• [WHAT YOU WILL DO]: List all the lines in these records that hold "measure".

Stored records:
++++++++++

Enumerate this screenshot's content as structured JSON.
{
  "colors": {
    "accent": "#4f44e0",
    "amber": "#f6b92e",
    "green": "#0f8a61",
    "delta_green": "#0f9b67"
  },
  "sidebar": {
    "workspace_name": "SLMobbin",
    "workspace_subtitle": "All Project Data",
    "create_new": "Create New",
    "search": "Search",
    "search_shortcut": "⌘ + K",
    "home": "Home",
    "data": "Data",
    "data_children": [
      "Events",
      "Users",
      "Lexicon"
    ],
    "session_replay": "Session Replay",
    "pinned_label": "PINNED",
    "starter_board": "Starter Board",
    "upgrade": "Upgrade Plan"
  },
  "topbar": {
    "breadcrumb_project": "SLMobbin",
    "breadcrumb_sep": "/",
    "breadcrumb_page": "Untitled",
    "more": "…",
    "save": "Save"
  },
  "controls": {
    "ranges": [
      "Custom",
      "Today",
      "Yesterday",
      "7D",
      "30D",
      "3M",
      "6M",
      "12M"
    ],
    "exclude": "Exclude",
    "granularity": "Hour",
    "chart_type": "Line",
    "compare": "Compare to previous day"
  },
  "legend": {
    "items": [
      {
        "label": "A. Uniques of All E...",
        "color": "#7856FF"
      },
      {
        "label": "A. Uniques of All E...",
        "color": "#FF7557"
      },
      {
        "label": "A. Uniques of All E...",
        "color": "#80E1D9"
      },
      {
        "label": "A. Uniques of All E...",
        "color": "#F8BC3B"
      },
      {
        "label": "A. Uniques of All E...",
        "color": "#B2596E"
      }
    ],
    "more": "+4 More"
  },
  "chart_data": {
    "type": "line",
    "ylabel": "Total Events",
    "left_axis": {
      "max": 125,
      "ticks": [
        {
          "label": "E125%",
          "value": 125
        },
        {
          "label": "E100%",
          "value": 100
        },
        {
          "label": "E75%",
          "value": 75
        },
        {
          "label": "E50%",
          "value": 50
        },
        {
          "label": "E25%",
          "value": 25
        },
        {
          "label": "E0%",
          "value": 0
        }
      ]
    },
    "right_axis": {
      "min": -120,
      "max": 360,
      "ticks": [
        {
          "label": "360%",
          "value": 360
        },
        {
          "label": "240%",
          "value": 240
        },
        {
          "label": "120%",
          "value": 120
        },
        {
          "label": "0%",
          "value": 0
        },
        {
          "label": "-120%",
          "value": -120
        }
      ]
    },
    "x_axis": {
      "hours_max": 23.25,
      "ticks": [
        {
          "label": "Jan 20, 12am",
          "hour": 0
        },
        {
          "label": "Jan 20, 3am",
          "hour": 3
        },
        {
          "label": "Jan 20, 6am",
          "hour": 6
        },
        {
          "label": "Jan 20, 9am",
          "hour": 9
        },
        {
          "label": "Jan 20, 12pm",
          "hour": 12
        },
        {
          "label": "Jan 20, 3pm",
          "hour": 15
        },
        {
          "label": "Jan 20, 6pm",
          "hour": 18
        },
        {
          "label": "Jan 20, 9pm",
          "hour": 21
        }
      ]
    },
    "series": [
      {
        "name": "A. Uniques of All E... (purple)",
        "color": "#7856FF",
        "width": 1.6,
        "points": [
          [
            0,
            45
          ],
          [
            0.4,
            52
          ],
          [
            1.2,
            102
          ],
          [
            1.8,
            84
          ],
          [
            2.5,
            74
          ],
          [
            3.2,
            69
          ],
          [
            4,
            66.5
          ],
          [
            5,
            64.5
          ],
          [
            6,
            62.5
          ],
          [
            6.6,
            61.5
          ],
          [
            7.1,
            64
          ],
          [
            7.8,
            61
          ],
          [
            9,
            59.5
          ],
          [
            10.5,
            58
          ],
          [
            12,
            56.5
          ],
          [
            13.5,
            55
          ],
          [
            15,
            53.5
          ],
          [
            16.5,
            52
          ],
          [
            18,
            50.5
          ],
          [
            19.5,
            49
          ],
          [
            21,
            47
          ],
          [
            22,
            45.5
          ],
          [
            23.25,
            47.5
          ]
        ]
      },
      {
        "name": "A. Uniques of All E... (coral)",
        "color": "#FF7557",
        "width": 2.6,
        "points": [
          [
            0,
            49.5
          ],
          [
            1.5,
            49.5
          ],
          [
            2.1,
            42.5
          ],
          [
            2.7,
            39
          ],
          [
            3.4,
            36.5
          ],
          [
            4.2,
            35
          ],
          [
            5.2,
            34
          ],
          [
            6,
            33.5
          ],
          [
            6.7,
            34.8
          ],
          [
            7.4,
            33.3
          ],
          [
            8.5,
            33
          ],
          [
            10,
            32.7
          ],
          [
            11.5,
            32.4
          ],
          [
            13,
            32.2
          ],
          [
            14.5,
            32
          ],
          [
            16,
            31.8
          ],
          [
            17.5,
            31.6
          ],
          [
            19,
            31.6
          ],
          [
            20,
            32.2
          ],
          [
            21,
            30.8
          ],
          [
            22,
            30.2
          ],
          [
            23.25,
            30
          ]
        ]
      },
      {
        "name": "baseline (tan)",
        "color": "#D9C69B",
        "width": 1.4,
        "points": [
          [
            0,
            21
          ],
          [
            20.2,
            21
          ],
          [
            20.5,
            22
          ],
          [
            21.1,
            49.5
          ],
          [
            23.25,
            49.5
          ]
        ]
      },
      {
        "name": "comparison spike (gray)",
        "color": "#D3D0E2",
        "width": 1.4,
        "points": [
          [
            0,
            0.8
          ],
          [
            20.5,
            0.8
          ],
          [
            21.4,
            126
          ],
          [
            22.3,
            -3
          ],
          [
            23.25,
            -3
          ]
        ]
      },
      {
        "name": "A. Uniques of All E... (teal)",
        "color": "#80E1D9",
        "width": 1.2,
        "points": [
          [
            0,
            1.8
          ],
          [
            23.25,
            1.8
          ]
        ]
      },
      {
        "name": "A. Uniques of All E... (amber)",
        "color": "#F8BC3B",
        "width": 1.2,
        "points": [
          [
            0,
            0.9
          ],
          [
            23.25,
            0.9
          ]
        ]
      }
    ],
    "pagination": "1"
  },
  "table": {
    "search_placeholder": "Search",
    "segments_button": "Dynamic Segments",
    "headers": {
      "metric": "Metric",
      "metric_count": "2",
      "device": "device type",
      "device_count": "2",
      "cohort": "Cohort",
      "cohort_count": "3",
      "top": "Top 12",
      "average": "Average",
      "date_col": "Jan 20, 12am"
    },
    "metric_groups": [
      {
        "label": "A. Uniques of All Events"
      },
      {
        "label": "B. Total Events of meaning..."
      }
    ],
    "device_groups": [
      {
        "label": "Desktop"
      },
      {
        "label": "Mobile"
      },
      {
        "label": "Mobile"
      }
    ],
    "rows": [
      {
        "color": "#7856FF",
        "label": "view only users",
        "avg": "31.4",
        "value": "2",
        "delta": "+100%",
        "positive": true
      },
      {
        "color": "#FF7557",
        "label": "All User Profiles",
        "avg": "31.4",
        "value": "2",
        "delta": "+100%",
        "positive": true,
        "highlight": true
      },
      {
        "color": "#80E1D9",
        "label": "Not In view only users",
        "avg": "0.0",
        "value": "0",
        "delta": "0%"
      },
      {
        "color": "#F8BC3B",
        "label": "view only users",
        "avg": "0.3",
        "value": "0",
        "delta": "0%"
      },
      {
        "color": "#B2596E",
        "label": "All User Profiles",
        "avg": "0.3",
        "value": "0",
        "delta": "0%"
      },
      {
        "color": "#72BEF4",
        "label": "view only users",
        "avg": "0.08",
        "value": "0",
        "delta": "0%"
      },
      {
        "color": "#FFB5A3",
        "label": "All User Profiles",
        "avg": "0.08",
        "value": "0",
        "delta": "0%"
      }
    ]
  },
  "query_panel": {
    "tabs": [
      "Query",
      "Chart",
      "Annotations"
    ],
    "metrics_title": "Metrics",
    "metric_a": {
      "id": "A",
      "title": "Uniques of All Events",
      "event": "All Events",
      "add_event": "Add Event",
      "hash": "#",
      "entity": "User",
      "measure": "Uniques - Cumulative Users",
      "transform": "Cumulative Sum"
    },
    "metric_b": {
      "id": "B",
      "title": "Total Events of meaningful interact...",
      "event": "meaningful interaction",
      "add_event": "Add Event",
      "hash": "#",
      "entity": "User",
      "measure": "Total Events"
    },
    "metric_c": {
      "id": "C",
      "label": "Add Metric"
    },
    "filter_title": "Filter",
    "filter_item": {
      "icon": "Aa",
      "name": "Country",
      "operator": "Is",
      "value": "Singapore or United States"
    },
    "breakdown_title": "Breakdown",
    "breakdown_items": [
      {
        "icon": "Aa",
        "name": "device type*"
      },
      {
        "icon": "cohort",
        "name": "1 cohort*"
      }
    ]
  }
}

++++++++++

• [SOLUTION BELOW]:
      "measure": "Uniques - Cumulative Users",
      "measure": "Total Events"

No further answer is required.